Saved entries

----------

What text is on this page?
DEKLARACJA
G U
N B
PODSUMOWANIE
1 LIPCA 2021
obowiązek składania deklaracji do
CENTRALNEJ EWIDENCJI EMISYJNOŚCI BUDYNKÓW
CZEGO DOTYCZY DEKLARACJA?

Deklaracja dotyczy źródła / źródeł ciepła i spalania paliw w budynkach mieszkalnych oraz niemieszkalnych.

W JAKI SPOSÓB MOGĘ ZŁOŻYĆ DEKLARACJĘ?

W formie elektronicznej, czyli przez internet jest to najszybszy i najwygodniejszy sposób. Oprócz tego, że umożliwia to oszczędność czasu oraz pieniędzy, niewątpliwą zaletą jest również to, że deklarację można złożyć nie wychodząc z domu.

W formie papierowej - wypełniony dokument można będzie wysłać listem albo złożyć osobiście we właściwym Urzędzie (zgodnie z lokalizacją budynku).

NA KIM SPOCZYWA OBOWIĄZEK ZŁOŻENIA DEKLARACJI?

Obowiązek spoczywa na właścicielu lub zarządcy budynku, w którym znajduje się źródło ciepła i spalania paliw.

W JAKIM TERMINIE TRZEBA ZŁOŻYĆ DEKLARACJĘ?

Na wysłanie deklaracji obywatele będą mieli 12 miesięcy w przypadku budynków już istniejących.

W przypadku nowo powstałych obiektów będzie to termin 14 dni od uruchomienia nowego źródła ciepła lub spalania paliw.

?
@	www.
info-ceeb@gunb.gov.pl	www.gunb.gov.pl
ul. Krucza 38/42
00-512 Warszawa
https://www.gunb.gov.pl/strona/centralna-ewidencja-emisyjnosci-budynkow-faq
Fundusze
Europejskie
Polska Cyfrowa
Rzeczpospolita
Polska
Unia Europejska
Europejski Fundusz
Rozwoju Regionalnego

----------

#### JOB
Take the listing above and set it down exactly.

#### RESPONSE
What text is on this page?
DEKLARACJA
G U
N B
PODSUMOWANIE
1 LIPCA 2021
obowiązek składania deklaracji do
CENTRALNEJ EWIDENCJI EMISYJNOŚCI BUDYNKÓW
CZEGO DOTYCZY DEKLARACJA?

Deklaracja dotyczy źródła / źródeł ciepła i spalania paliw w budynkach mieszkalnych oraz niemieszkalnych.

W JAKI SPOSÓB MOGĘ ZŁOŻYĆ DEKLARACJĘ?

W formie elektronicznej, czyli przez internet jest to najszybszy i najwygodniejszy sposób. Oprócz tego, że umożliwia to oszczędność czasu oraz pieniędzy, niewątpliwą zaletą jest również to, że deklarację można złożyć nie wychodząc z domu.

W formie papierowej - wypełniony dokument można będzie wysłać listem albo złożyć osobiście we właściwym Urzędzie (zgodnie z lokalizacją budynku).

NA KIM SPOCZYWA OBOWIĄZEK ZŁOŻENIA DEKLARACJI?

Obowiązek spoczywa na właścicielu lub zarządcy budynku, w którym znajduje się źródło ciepła i spalania paliw.

W JAKIM TERMINIE TRZEBA ZŁOŻYĆ DEKLARACJĘ?

Na wysłanie deklaracji obywatele będą mieli 12 miesięcy w przypadku budynków już istniejących.

W przypadku nowo powstałych obiektów będzie to termin 14 dni od uruchomienia nowego źródła ciepła lub spalania paliw.

?
@	www.
info-ceeb@gunb.gov.pl	www.gunb.gov.pl
ul. Krucza 38/42
00-512 Warszawa
https://www.gunb.gov.pl/strona/centralna-ewidencja-emisyjnosci-budynkow-faq
Fundusze
Europejskie
Polska Cyfrowa
Rzeczpospolita
Polska
Unia Europejska
Europejski Fundusz
Rozwoju Regionalnego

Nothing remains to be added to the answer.